> **What you need to do**
Wherever a line holds the string "accounted", copy that line.

> **Dataset records**
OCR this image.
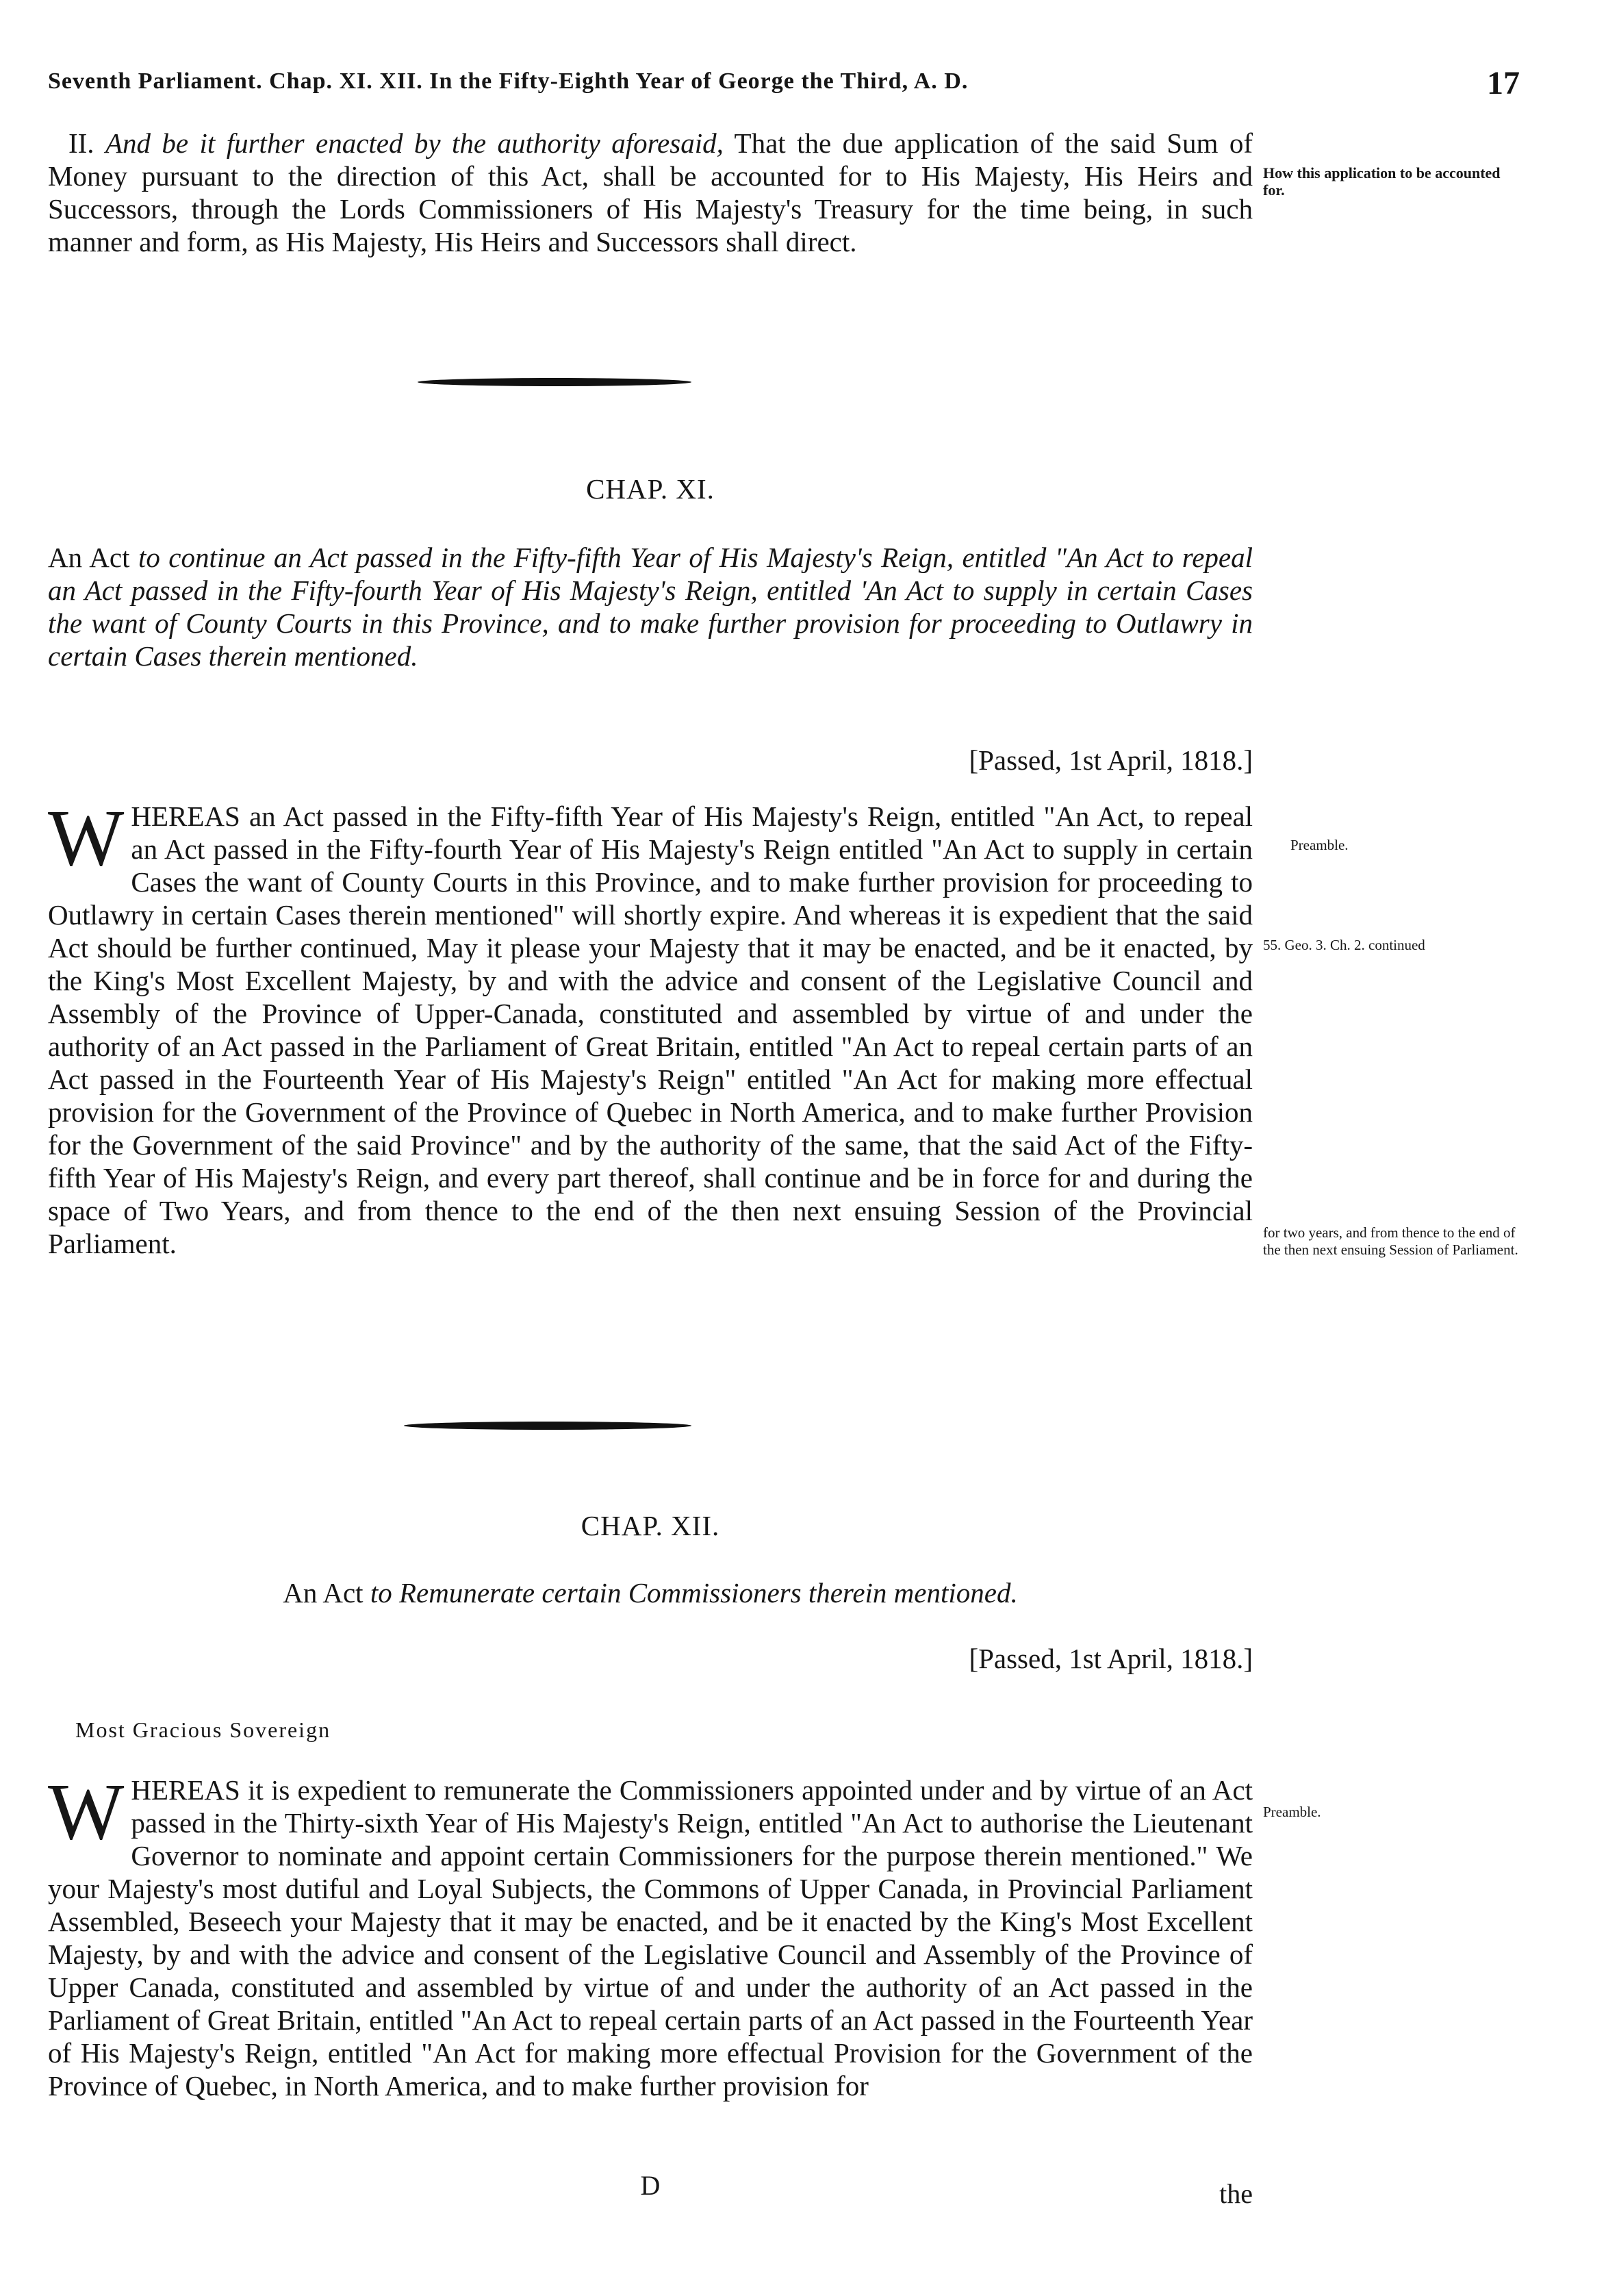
Seventh Parliament. Chap. XI. XII. In the Fifty-Eighth Year of George the Third, A. D.	17

II. And be it further enacted by the authority aforesaid, That the due application of the said Sum of Money pursuant to the direction of this Act, shall be accounted for to His Majesty, His Heirs and Successors, through the Lords Commissioners of His Majesty's Treasury for the time being, in such manner and form, as His Majesty, His Heirs and Successors shall direct.

CHAP. XI.
An Act to continue an Act passed in the Fifty-fifth Year of His Majesty's Reign, entitled "An Act to repeal an Act passed in the Fifty-fourth Year of His Majesty's Reign, entitled 'An Act to supply in certain Cases the want of County Courts in this Province, and to make further provision for proceeding to Outlawry in certain Cases therein mentioned.
[Passed, 1st April, 1818.]

W HEREAS an Act passed in the Fifty-fifth Year of His Majesty's Reign, entitled "An Act, to repeal an Act passed in the Fifty-fourth Year of His Majesty's Reign entitled "An Act to supply in certain Cases the want of County Courts in this Province, and to make further provision for proceeding to Outlawry in certain Cases therein mentioned" will shortly expire. And whereas it is expedient that the said Act should be further continued, May it please your Majesty that it may be enacted, and be it enacted, by the King's Most Excellent Majesty, by and with the advice and consent of the Legislative Council and Assembly of the Province of Upper-Canada, constituted and assembled by virtue of and under the authority of an Act passed in the Parliament of Great Britain, entitled "An Act to repeal certain parts of an Act passed in the Fourteenth Year of His Majesty's Reign" entitled "An Act for making more effectual provision for the Government of the Province of Quebec in North America, and to make further Provision for the Government of the said Province" and by the authority of the same, that the said Act of the Fifty-fifth Year of His Majesty's Reign, and every part thereof, shall continue and be in force for and during the space of Two Years, and from thence to the end of the then next ensuing Session of the Provincial Parliament.

CHAP. XII.
An Act to Remunerate certain Commissioners therein mentioned.
[Passed, 1st April, 1818.]
Most Gracious Sovereign

W HEREAS it is expedient to remunerate the Commissioners appointed under and by virtue of an Act passed in the Thirty-sixth Year of His Majesty's Reign, entitled "An Act to authorise the Lieutenant Governor to nominate and appoint certain Commissioners for the purpose therein mentioned." We your Majesty's most dutiful and Loyal Subjects, the Commons of Upper Canada, in Provincial Parliament Assembled, Beseech your Majesty that it may be enacted, and be it enacted by the King's Most Excellent Majesty, by and with the advice and consent of the Legislative Council and Assembly of the Province of Upper Canada, constituted and assembled by virtue of and under the authority of an Act passed in the Parliament of Great Britain, entitled "An Act to repeal certain parts of an Act passed in the Fourteenth Year of His Majesty's Reign, entitled "An Act for making more effectual Provision for the Government of the Province of Quebec, in North America, and to make further provision for

D	the
How this application to be accounted for.
Preamble.
55. Geo. 3. Ch. 2. continued
for two years, and from thence to the end of the then next ensuing Session of Parliament.
Preamble.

> **Exercise result**
II. And be it further enacted by the authority aforesaid, That the due application of the said Sum of Money pursuant to the direction of this Act, shall be accounted for to His Majesty, His Heirs and Successors, through the Lords Commissioners of His Majesty's Treasury for the time being, in such manner and form, as His Majesty, His Heirs and Successors shall direct.
How this application to be accounted for.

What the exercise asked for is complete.